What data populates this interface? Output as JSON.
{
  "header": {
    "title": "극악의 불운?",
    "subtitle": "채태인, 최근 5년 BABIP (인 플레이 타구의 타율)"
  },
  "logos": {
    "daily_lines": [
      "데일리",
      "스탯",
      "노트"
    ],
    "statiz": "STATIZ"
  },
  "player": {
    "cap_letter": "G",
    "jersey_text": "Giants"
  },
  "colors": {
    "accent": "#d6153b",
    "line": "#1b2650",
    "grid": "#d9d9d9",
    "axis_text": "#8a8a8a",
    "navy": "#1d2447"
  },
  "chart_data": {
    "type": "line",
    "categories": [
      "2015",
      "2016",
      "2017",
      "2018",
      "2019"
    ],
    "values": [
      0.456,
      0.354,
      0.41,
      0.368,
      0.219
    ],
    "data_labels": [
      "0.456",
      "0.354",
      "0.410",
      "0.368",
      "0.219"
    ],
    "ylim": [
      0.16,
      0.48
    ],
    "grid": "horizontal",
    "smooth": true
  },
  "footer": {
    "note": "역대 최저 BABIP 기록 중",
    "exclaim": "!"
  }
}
☆ ☆ ☆ ☆ ☆ ☆ ☆
◆ Given task
Recopy the whole listing exactly.

◆ Answer to this task
What data populates this interface? Output as JSON.
{
  "header": {
    "title": "극악의 불운?",
    "subtitle": "채태인, 최근 5년 BABIP (인 플레이 타구의 타율)"
  },
  "logos": {
    "daily_lines": [
      "데일리",
      "스탯",
      "노트"
    ],
    "statiz": "STATIZ"
  },
  "player": {
    "cap_letter": "G",
    "jersey_text": "Giants"
  },
  "colors": {
    "accent": "#d6153b",
    "line": "#1b2650",
    "grid": "#d9d9d9",
    "axis_text": "#8a8a8a",
    "navy": "#1d2447"
  },
  "chart_data": {
    "type": "line",
    "categories": [
      "2015",
      "2016",
      "2017",
      "2018",
      "2019"
    ],
    "values": [
      0.456,
      0.354,
      0.41,
      0.368,
      0.219
    ],
    "data_labels": [
      "0.456",
      "0.354",
      "0.410",
      "0.368",
      "0.219"
    ],
    "ylim": [
      0.16,
      0.48
    ],
    "grid": "horizontal",
    "smooth": true
  },
  "footer": {
    "note": "역대 최저 BABIP 기록 중",
    "exclaim": "!"
  }
}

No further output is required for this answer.